### Goal
Reproduce the records below line for line, keeping every character unchanged.

### Record list

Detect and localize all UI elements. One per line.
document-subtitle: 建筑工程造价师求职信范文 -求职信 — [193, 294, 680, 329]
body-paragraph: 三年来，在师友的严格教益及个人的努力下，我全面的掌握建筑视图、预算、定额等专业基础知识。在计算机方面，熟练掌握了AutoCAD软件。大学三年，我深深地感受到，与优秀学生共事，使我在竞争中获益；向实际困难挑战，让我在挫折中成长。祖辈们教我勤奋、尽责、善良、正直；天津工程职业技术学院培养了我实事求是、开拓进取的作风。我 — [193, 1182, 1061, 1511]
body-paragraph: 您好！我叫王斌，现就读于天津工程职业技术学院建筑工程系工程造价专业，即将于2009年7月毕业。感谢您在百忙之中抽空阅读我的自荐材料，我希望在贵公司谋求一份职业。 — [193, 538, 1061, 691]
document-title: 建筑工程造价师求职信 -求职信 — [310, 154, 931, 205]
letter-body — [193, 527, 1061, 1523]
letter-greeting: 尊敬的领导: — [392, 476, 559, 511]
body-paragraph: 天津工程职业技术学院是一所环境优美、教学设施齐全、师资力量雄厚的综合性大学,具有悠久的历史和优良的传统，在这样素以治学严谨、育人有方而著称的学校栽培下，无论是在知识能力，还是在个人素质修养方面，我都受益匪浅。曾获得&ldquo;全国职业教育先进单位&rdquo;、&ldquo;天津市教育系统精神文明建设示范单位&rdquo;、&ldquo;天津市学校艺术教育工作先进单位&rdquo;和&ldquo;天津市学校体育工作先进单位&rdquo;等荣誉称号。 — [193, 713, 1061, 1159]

### Task solution
Detect and localize all UI elements. One per line.
document-subtitle: 建筑工程造价师求职信范文 -求职信 — [193, 294, 680, 329]
body-paragraph: 三年来，在师友的严格教益及个人的努力下，我全面的掌握建筑视图、预算、定额等专业基础知识。在计算机方面，熟练掌握了AutoCAD软件。大学三年，我深深地感受到，与优秀学生共事，使我在竞争中获益；向实际困难挑战，让我在挫折中成长。祖辈们教我勤奋、尽责、善良、正直；天津工程职业技术学院培养了我实事求是、开拓进取的作风。我 — [193, 1182, 1061, 1511]
body-paragraph: 您好！我叫王斌，现就读于天津工程职业技术学院建筑工程系工程造价专业，即将于2009年7月毕业。感谢您在百忙之中抽空阅读我的自荐材料，我希望在贵公司谋求一份职业。 — [193, 538, 1061, 691]
document-title: 建筑工程造价师求职信 -求职信 — [310, 154, 931, 205]
letter-body — [193, 527, 1061, 1523]
letter-greeting: 尊敬的领导: — [392, 476, 559, 511]
body-paragraph: 天津工程职业技术学院是一所环境优美、教学设施齐全、师资力量雄厚的综合性大学,具有悠久的历史和优良的传统，在这样素以治学严谨、育人有方而著称的学校栽培下，无论是在知识能力，还是在个人素质修养方面，我都受益匪浅。曾获得&ldquo;全国职业教育先进单位&rdquo;、&ldquo;天津市教育系统精神文明建设示范单位&rdquo;、&ldquo;天津市学校艺术教育工作先进单位&rdquo;和&ldquo;天津市学校体育工作先进单位&rdquo;等荣誉称号。 — [193, 713, 1061, 1159]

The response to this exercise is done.